**CHALLENGE**
Tally every line featuring "عبدالعزيز", then give that tally alone.

**PROVIDED DATA**
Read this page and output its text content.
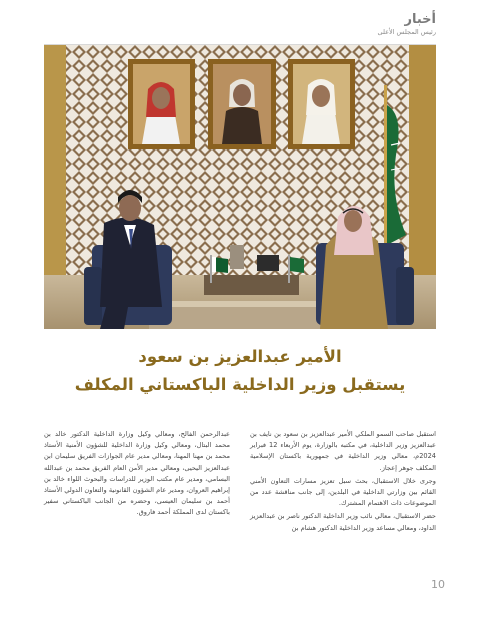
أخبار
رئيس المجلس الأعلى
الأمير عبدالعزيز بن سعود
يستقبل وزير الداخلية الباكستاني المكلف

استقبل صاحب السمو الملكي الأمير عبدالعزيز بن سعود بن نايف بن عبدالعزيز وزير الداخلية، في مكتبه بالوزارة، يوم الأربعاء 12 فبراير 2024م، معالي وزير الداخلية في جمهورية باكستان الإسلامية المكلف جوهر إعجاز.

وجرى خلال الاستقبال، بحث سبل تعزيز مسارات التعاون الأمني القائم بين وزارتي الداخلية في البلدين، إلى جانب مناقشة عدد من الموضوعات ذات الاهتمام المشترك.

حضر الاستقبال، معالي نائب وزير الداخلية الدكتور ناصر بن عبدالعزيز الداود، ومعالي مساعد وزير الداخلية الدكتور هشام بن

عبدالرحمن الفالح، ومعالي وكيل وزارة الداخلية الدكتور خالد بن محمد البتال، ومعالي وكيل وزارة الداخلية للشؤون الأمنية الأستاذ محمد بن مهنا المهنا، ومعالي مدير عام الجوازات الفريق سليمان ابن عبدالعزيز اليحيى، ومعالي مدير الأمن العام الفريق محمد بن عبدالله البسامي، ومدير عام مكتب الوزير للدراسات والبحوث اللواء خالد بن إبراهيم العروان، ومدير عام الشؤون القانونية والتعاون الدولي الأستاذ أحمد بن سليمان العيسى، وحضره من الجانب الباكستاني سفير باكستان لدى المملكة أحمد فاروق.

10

**RESPONSE TO THIS TASK**
4